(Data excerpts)
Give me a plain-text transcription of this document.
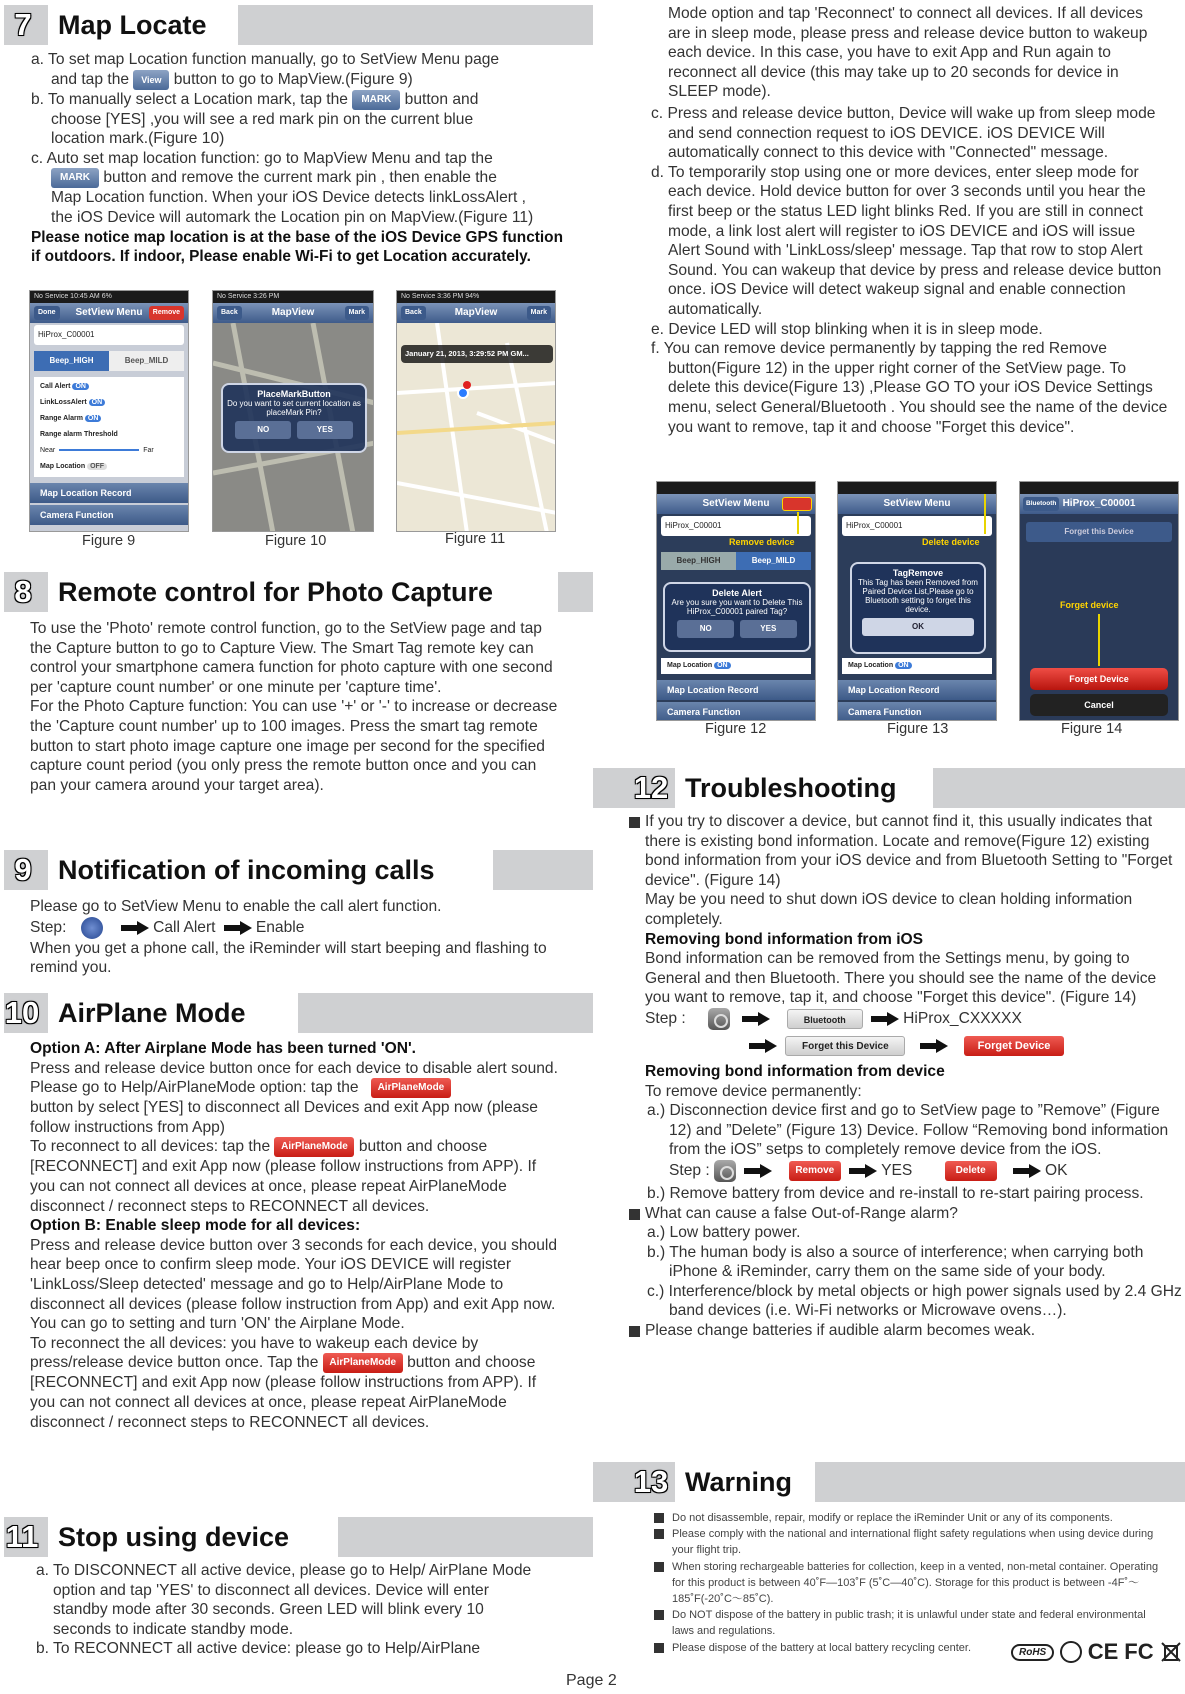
7 Map Locate

a. To set map Location function manually, go to SetView Menu page

and tap the View button to go to MapView.(Figure 9)

b. To manually select a Location mark, tap the MARK button and

choose [YES] ,you will see a red mark pin on the current blue

location mark.(Figure 10)

c. Auto set map location function: go to MapView Menu and tap the

MARK button and remove the current mark pin , then enable the

Map Location function. When your iOS Device detects linkLossAlert ,

the iOS Device will automark the Location pin on MapView.(Figure 11)

Please notice map location is at the base of the iOS Device GPS function if outdoors. If indoor, Please enable Wi-Fi to get Location accurately.

No Service 10:45 AM 6%
SetView Menu
Done	Remove
HiProx_C00001
Beep_HIGH	Beep_MILD
Call Alert ON
LinkLossAlert ON
Range Alarm ON
Range alarm Threshold
Near	Far
Map Location OFF
Map Location Record
Camera Function
Figure 9
No Service 3:26 PM
MapView
Back	Mark
PlaceMarkButton
Do you want to set current location as placeMark Pin?
NO	YES
Figure 10
No Service 3:36 PM 94%
MapView
Back	Mark
January 21, 2013, 3:29:52 PM GM...
Figure 11
8 Remote control for Photo Capture

To use the 'Photo' remote control function, go to the SetView page and tap the Capture button to go to Capture View. The Smart Tag remote key can control your smartphone camera function for photo capture with one second per 'capture count number' or one minute per 'capture time'.

For the Photo Capture function: You can use '+' or '-' to increase or decrease the 'Capture count number' up to 100 images. Press the smart tag remote button to start photo image capture one image per second for the specified capture count period (you only press the remote button once and you can pan your camera around your target area).

9 Notification of incoming calls

Please go to SetView Menu to enable the call alert function.

Step:	Call Alert	Enable

When you get a phone call, the iReminder will start beeping and flashing to remind you.

10 AirPlane Mode

Option A: After Airplane Mode has been turned 'ON'.

Press and release device button once for each device to disable alert sound. Please go to Help/AirPlaneMode option: tap the AirPlaneMode

button by select [YES] to disconnect all Devices and exit App now (please follow instructions from App)

To reconnect to all devices: tap the AirPlaneMode button and choose [RECONNECT] and exit App now (please follow instructions from APP). If you can not connect all devices at once, please repeat AirPlaneMode disconnect / reconnect steps to RECONNECT all devices.

Option B: Enable sleep mode for all devices:

Press and release device button over 3 seconds for each device, you should hear beep once to confirm sleep mode. Your iOS DEVICE will register 'LinkLoss/Sleep detected' message and go to Help/AirPlane Mode to disconnect all devices (please follow instruction from App) and exit App now. You can go to setting and turn 'ON' the Airplane Mode.

To reconnect the all devices: you have to wakeup each device by press/release device button once. Tap the AirPlaneMode button and choose [RECONNECT] and exit App now (please follow instructions from APP). If you can not connect all devices at once, please repeat AirPlaneMode disconnect / reconnect steps to RECONNECT all devices.

11 Stop using device

a. To DISCONNECT all active device, please go to Help/ AirPlane Mode option and tap 'YES' to disconnect all devices. Device will enter standby mode after 30 seconds. Green LED will blink every 10 seconds to indicate standby mode.

b. To RECONNECT all active device: please go to Help/AirPlane

Mode option and tap 'Reconnect' to connect all devices. If all devices are in sleep mode, please press and release device button to wakeup each device. In this case, you have to exit App and Run again to reconnect all device (this may take up to 20 seconds for device in SLEEP mode).

c. Press and release device button, Device will wake up from sleep mode and send connection request to iOS DEVICE. iOS DEVICE Will automatically connect to this device with "Connected" message.

d. To temporarily stop using one or more devices, enter sleep mode for each device. Hold device button for over 3 seconds until you hear the first beep or the status LED light blinks Red. If you are still in connect mode, a link lost alert will register to iOS DEVICE and iOS will issue Alert Sound with 'LinkLoss/sleep' message. Tap that row to stop Alert Sound. You can wakeup that device by press and release device button once. iOS Device will detect wakeup signal and enable connection automatically.

e. Device LED will stop blinking when it is in sleep mode.

f. You can remove device permanently by tapping the red Remove button(Figure 12) in the upper right corner of the SetView page. To delete this device(Figure 13) ,Please GO TO your iOS Device Settings menu, select General/Bluetooth . You should see the name of the device you want to remove, tap it and choose "Forget this device".

SetView Menu
HiProx_C00001
Remove device
Beep_HIGH	Beep_MILD
Delete Alert
Are you sure you want to Delete This HiProx_C00001 paired Tag?
NO	YES
Map Location ON
Map Location Record
Camera Function
Figure 12
SetView Menu
HiProx_C00001
Delete device
TagRemove
This Tag has been Removed from Paired Device List,Please go to Bluetooth setting to forget this device.
OK
Map Location ON
Map Location Record
Camera Function
Figure 13
HiProx_C00001
Bluetooth
Forget this Device
Forget device
Forget Device
Cancel
Figure 14
12 Troubleshooting

If you try to discover a device, but cannot find it, this usually indicates that there is existing bond information. Locate and remove(Figure 12) existing bond information from your iOS device and from Bluetooth Setting to "Forget device". (Figure 14)

May be you need to shut down iOS device to clean holding information completely.

Removing bond information from iOS

Bond information can be removed from the Settings menu, by going to General and then Bluetooth. There you should see the name of the device you want to remove, tap it, and choose "Forget this device". (Figure 14)

Step :	Bluetooth	HiProx_CXXXXX

Forget this Device	Forget Device

Removing bond information from device

To remove device permanently:

a.) Disconnection device first and go to SetView page to ”Remove” (Figure 12) and ”Delete” (Figure 13) Device. Follow “Removing bond information from the iOS” setps to completely remove device from the iOS.

Step :	Remove	YES	Delete	OK

b.) Remove battery from device and re-install to re-start pairing process.

What can cause a false Out-of-Range alarm?

a.) Low battery power.

b.) The human body is also a source of interference; when carrying both iPhone & iReminder, carry them on the same side of your body.

c.) Interference/block by metal objects or high power signals used by 2.4 GHz band devices (i.e. Wi-Fi networks or Microwave ovens…).

Please change batteries if audible alarm becomes weak.

13 Warning

Do not disassemble, repair, modify or replace the iReminder Unit or any of its components.

Please comply with the national and international flight safety regulations when using device during your flight trip.

When storing rechargeable batteries for collection, keep in a vented, non-metal container. Operating for this product is between 40˚F—103˚F (5˚C—40˚C). Storage for this product is between -4F˚～185˚F(-20˚C～85˚C).

Do NOT dispose of the battery in public trash; it is unlawful under state and federal environmental laws and regulations.

Please dispose of the battery at local battery recycling center.	RoHS	CE FC
Page 2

TASK DIRECTIONS: Retype every record above exactly as written, but leave out the pictures.

FINAL RESULT:
Give me a plain-text transcription of this document.
7 Map Locate

a. To set map Location function manually, go to SetView Menu page

and tap the View button to go to MapView.(Figure 9)

b. To manually select a Location mark, tap the MARK button and

choose [YES] ,you will see a red mark pin on the current blue

location mark.(Figure 10)

c. Auto set map location function: go to MapView Menu and tap the

MARK button and remove the current mark pin , then enable the

Map Location function. When your iOS Device detects linkLossAlert ,

the iOS Device will automark the Location pin on MapView.(Figure 11)

Please notice map location is at the base of the iOS Device GPS function if outdoors. If indoor, Please enable Wi-Fi to get Location accurately.

No Service 10:45 AM 6%
SetView Menu
Done	Remove
HiProx_C00001
Beep_HIGH	Beep_MILD
Call Alert ON
LinkLossAlert ON
Range Alarm ON
Range alarm Threshold
Near	Far
Map Location OFF
Map Location Record
Camera Function
Figure 9
No Service 3:26 PM
MapView
Back	Mark
PlaceMarkButton
Do you want to set current location as placeMark Pin?
NO	YES
Figure 10
No Service 3:36 PM 94%
MapView
Back	Mark
January 21, 2013, 3:29:52 PM GM...
Figure 11
8 Remote control for Photo Capture

To use the 'Photo' remote control function, go to the SetView page and tap the Capture button to go to Capture View. The Smart Tag remote key can control your smartphone camera function for photo capture with one second per 'capture count number' or one minute per 'capture time'.

For the Photo Capture function: You can use '+' or '-' to increase or decrease the 'Capture count number' up to 100 images. Press the smart tag remote button to start photo image capture one image per second for the specified capture count period (you only press the remote button once and you can pan your camera around your target area).

9 Notification of incoming calls

Please go to SetView Menu to enable the call alert function.

Step:	Call Alert	Enable

When you get a phone call, the iReminder will start beeping and flashing to remind you.

10 AirPlane Mode

Option A: After Airplane Mode has been turned 'ON'.

Press and release device button once for each device to disable alert sound. Please go to Help/AirPlaneMode option: tap the AirPlaneMode

button by select [YES] to disconnect all Devices and exit App now (please follow instructions from App)

To reconnect to all devices: tap the AirPlaneMode button and choose [RECONNECT] and exit App now (please follow instructions from APP). If you can not connect all devices at once, please repeat AirPlaneMode disconnect / reconnect steps to RECONNECT all devices.

Option B: Enable sleep mode for all devices:

Press and release device button over 3 seconds for each device, you should hear beep once to confirm sleep mode. Your iOS DEVICE will register 'LinkLoss/Sleep detected' message and go to Help/AirPlane Mode to disconnect all devices (please follow instruction from App) and exit App now. You can go to setting and turn 'ON' the Airplane Mode.

To reconnect the all devices: you have to wakeup each device by press/release device button once. Tap the AirPlaneMode button and choose [RECONNECT] and exit App now (please follow instructions from APP). If you can not connect all devices at once, please repeat AirPlaneMode disconnect / reconnect steps to RECONNECT all devices.

11 Stop using device

a. To DISCONNECT all active device, please go to Help/ AirPlane Mode option and tap 'YES' to disconnect all devices. Device will enter standby mode after 30 seconds. Green LED will blink every 10 seconds to indicate standby mode.

b. To RECONNECT all active device: please go to Help/AirPlane

Mode option and tap 'Reconnect' to connect all devices. If all devices are in sleep mode, please press and release device button to wakeup each device. In this case, you have to exit App and Run again to reconnect all device (this may take up to 20 seconds for device in SLEEP mode).

c. Press and release device button, Device will wake up from sleep mode and send connection request to iOS DEVICE. iOS DEVICE Will automatically connect to this device with "Connected" message.

d. To temporarily stop using one or more devices, enter sleep mode for each device. Hold device button for over 3 seconds until you hear the first beep or the status LED light blinks Red. If you are still in connect mode, a link lost alert will register to iOS DEVICE and iOS will issue Alert Sound with 'LinkLoss/sleep' message. Tap that row to stop Alert Sound. You can wakeup that device by press and release device button once. iOS Device will detect wakeup signal and enable connection automatically.

e. Device LED will stop blinking when it is in sleep mode.

f. You can remove device permanently by tapping the red Remove button(Figure 12) in the upper right corner of the SetView page. To delete this device(Figure 13) ,Please GO TO your iOS Device Settings menu, select General/Bluetooth . You should see the name of the device you want to remove, tap it and choose "Forget this device".

SetView Menu
HiProx_C00001
Remove device
Beep_HIGH	Beep_MILD
Delete Alert
Are you sure you want to Delete This HiProx_C00001 paired Tag?
NO	YES
Map Location ON
Map Location Record
Camera Function
Figure 12
SetView Menu
HiProx_C00001
Delete device
TagRemove
This Tag has been Removed from Paired Device List,Please go to Bluetooth setting to forget this device.
OK
Map Location ON
Map Location Record
Camera Function
Figure 13
HiProx_C00001
Bluetooth
Forget this Device
Forget device
Forget Device
Cancel
Figure 14
12 Troubleshooting

If you try to discover a device, but cannot find it, this usually indicates that there is existing bond information. Locate and remove(Figure 12) existing bond information from your iOS device and from Bluetooth Setting to "Forget device". (Figure 14)

May be you need to shut down iOS device to clean holding information completely.

Removing bond information from iOS

Bond information can be removed from the Settings menu, by going to General and then Bluetooth. There you should see the name of the device you want to remove, tap it, and choose "Forget this device". (Figure 14)

Step :	Bluetooth	HiProx_CXXXXX

Forget this Device	Forget Device

Removing bond information from device

To remove device permanently:

a.) Disconnection device first and go to SetView page to ”Remove” (Figure 12) and ”Delete” (Figure 13) Device. Follow “Removing bond information from the iOS” setps to completely remove device from the iOS.

Step :	Remove	YES	Delete	OK

b.) Remove battery from device and re-install to re-start pairing process.

What can cause a false Out-of-Range alarm?

a.) Low battery power.

b.) The human body is also a source of interference; when carrying both iPhone & iReminder, carry them on the same side of your body.

c.) Interference/block by metal objects or high power signals used by 2.4 GHz band devices (i.e. Wi-Fi networks or Microwave ovens…).

Please change batteries if audible alarm becomes weak.

13 Warning

Do not disassemble, repair, modify or replace the iReminder Unit or any of its components.

Please comply with the national and international flight safety regulations when using device during your flight trip.

When storing rechargeable batteries for collection, keep in a vented, non-metal container. Operating for this product is between 40˚F—103˚F (5˚C—40˚C). Storage for this product is between -4F˚～185˚F(-20˚C～85˚C).

Do NOT dispose of the battery in public trash; it is unlawful under state and federal environmental laws and regulations.

Please dispose of the battery at local battery recycling center.	RoHS	CE FC
Page 2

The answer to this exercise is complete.